**Saved entries**
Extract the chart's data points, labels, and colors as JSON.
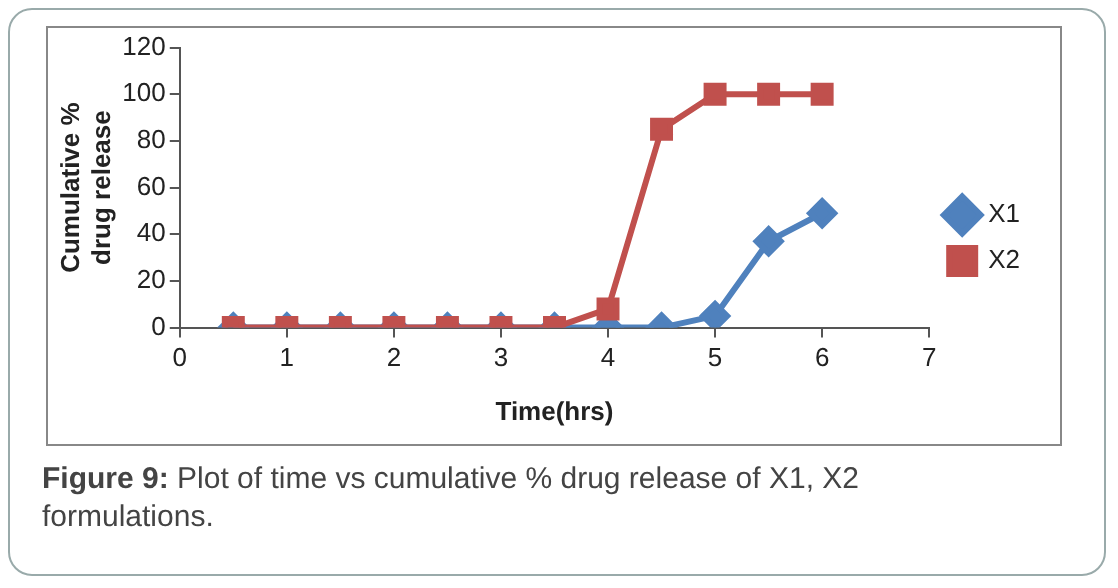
{
  "chart_data": {
    "type": "line",
    "xlabel": "Time(hrs)",
    "ylabel": "Cumulative % drug release",
    "x": [
      0.5,
      1,
      1.5,
      2,
      2.5,
      3,
      3.5,
      4,
      4.5,
      5,
      5.5,
      6
    ],
    "series": [
      {
        "name": "X1",
        "color": "#4f81bd",
        "marker": "diamond",
        "values": [
          0,
          0,
          0,
          0,
          0,
          0,
          0,
          0,
          0,
          5,
          37,
          49
        ]
      },
      {
        "name": "X2",
        "color": "#c0504d",
        "marker": "square",
        "values": [
          0,
          0,
          0,
          0,
          0,
          0,
          0,
          8,
          85,
          100,
          100,
          100
        ]
      }
    ],
    "xlim": [
      0,
      7
    ],
    "xticks": [
      0,
      1,
      2,
      3,
      4,
      5,
      6,
      7
    ],
    "ylim": [
      0,
      120
    ],
    "yticks": [
      0,
      20,
      40,
      60,
      80,
      100,
      120
    ],
    "grid": false,
    "legend": "right",
    "line_style": "solid",
    "annotations": [
      "Figure 9: Plot of time vs cumulative % drug release of X1, X2 formulations."
    ]
  }
}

**What is needed**
Return all of the entries exactly as written, but drop any pictures they hold.

**Response to this task**
Extract the chart's data points, labels, and colors as JSON.
{
  "chart_data": {
    "type": "line",
    "xlabel": "Time(hrs)",
    "ylabel": "Cumulative % drug release",
    "x": [
      0.5,
      1,
      1.5,
      2,
      2.5,
      3,
      3.5,
      4,
      4.5,
      5,
      5.5,
      6
    ],
    "series": [
      {
        "name": "X1",
        "color": "#4f81bd",
        "marker": "diamond",
        "values": [
          0,
          0,
          0,
          0,
          0,
          0,
          0,
          0,
          0,
          5,
          37,
          49
        ]
      },
      {
        "name": "X2",
        "color": "#c0504d",
        "marker": "square",
        "values": [
          0,
          0,
          0,
          0,
          0,
          0,
          0,
          8,
          85,
          100,
          100,
          100
        ]
      }
    ],
    "xlim": [
      0,
      7
    ],
    "xticks": [
      0,
      1,
      2,
      3,
      4,
      5,
      6,
      7
    ],
    "ylim": [
      0,
      120
    ],
    "yticks": [
      0,
      20,
      40,
      60,
      80,
      100,
      120
    ],
    "grid": false,
    "legend": "right",
    "line_style": "solid",
    "annotations": [
      "Figure 9: Plot of time vs cumulative % drug release of X1, X2 formulations."
    ]
  }
}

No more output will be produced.